**Problem to solve:**
Count every line of the material that holds the string "Folger". Respond with the total only.

(Stored entries)
********
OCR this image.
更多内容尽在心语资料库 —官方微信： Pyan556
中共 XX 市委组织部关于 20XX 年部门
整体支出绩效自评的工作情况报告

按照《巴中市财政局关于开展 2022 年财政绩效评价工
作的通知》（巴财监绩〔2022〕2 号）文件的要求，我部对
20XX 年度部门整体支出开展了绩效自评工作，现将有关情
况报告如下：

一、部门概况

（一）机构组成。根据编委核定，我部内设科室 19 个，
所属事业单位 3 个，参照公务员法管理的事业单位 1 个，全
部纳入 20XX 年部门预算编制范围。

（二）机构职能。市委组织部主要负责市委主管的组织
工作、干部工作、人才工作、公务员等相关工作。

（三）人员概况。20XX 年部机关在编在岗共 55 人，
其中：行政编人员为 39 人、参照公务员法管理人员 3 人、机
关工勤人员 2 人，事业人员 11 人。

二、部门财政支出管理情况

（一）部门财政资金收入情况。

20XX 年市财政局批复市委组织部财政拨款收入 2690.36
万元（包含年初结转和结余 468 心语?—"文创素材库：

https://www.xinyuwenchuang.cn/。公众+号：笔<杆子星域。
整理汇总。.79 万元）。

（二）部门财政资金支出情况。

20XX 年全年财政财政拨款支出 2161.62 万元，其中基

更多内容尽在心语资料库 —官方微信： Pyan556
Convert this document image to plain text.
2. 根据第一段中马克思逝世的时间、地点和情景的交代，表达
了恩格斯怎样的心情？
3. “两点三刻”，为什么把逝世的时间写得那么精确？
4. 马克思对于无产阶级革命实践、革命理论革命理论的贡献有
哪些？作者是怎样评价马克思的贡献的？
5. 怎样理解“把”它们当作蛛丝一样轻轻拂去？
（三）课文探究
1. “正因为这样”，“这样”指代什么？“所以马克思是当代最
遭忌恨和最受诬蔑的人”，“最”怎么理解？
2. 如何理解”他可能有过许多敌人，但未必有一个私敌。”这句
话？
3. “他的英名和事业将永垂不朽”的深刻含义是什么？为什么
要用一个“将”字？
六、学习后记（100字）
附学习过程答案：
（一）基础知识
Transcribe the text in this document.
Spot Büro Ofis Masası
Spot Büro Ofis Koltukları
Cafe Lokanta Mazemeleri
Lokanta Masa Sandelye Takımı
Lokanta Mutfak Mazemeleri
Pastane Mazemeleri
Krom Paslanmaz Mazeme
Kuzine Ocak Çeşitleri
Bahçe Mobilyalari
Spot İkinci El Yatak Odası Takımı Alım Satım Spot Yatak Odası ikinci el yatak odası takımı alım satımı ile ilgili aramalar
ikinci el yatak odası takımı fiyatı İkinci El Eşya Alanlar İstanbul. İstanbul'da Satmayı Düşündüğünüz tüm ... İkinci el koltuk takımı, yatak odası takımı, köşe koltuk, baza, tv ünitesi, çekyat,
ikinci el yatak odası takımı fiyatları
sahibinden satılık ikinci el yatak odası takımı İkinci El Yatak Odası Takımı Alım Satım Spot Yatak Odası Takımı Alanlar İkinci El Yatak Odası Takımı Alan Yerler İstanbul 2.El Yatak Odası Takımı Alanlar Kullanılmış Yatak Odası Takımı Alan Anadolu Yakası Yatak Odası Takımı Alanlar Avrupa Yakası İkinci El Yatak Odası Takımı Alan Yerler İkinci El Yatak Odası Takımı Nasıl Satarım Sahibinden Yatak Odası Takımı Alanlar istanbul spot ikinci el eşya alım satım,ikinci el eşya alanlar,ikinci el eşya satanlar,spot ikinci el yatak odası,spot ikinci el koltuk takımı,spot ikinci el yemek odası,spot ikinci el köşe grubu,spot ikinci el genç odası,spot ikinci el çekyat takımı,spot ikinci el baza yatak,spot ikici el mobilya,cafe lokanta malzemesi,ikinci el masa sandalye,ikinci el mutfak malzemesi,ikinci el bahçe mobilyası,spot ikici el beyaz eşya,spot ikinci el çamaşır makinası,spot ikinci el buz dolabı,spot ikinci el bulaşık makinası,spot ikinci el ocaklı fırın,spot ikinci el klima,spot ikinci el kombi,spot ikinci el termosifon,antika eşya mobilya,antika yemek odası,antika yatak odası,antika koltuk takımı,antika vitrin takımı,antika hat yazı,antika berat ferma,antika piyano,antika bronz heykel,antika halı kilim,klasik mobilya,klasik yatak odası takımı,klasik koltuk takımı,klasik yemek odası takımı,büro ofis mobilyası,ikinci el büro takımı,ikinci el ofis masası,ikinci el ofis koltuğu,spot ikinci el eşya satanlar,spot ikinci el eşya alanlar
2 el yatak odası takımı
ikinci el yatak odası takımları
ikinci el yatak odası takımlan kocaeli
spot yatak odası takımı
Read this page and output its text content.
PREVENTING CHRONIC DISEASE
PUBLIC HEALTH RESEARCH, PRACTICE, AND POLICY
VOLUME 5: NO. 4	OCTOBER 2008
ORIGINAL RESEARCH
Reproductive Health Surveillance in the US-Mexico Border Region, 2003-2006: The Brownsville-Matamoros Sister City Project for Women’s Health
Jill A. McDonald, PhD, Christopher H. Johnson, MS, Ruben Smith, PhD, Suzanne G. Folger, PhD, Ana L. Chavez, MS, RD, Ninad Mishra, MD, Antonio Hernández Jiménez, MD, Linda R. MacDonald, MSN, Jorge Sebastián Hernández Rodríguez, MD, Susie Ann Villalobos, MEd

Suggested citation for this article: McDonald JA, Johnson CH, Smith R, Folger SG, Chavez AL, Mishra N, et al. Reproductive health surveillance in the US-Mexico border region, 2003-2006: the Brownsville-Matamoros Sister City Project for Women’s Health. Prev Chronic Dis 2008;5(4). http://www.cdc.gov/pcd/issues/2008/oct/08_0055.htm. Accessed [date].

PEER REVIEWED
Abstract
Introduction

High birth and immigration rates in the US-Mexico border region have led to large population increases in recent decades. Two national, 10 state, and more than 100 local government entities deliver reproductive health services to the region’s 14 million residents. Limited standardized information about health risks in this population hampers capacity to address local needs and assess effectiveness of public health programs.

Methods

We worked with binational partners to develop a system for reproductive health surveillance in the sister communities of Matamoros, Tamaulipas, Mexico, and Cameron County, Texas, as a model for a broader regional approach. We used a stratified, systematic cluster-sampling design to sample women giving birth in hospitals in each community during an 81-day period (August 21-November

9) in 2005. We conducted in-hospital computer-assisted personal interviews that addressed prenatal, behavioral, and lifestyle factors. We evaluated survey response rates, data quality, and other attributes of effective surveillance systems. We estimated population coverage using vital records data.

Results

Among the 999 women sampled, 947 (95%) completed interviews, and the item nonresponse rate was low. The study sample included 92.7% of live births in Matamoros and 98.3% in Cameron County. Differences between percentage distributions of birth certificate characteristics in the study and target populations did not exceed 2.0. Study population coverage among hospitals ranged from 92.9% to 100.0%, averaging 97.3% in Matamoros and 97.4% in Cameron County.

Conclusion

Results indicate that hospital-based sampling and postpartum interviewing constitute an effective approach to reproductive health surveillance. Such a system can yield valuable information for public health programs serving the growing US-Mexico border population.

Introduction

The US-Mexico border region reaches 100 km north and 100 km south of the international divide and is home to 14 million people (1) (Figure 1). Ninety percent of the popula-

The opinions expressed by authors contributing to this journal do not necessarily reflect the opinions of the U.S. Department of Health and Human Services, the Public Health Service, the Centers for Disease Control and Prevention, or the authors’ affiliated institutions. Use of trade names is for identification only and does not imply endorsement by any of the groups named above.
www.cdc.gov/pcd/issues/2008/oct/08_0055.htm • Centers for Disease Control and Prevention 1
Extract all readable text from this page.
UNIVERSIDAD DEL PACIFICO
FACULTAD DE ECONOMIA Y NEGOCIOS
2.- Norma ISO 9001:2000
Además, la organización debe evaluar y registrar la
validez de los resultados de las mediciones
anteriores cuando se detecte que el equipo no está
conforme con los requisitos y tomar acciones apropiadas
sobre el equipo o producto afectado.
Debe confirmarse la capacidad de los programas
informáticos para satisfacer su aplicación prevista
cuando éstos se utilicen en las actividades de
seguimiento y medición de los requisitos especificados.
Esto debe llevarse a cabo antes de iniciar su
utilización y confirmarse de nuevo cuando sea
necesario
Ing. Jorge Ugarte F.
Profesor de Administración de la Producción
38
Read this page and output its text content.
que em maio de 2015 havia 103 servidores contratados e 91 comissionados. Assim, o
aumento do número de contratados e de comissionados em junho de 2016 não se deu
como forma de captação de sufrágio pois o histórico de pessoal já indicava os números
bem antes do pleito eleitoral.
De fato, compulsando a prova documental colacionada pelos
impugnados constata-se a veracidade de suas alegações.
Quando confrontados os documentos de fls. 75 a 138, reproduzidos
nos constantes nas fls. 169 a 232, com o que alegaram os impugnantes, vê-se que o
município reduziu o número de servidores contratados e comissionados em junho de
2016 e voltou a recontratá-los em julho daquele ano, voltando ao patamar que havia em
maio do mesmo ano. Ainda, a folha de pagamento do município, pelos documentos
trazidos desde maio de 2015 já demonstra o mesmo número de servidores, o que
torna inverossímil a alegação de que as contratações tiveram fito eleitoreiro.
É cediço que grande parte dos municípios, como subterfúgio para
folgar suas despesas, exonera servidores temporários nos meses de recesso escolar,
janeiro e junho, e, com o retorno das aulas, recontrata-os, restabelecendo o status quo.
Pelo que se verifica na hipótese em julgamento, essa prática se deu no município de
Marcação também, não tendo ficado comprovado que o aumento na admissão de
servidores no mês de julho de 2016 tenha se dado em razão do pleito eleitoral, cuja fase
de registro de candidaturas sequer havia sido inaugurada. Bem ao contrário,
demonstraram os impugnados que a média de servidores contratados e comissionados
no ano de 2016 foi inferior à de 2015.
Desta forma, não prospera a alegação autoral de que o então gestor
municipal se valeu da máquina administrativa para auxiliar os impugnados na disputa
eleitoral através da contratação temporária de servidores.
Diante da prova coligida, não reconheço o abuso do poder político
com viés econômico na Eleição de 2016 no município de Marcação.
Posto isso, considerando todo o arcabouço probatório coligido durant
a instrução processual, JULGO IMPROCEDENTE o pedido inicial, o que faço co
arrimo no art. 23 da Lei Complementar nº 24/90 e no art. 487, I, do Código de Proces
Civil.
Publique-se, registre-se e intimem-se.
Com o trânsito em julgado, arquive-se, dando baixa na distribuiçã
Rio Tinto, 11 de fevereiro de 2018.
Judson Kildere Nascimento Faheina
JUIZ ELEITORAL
********
**Completed task:**
2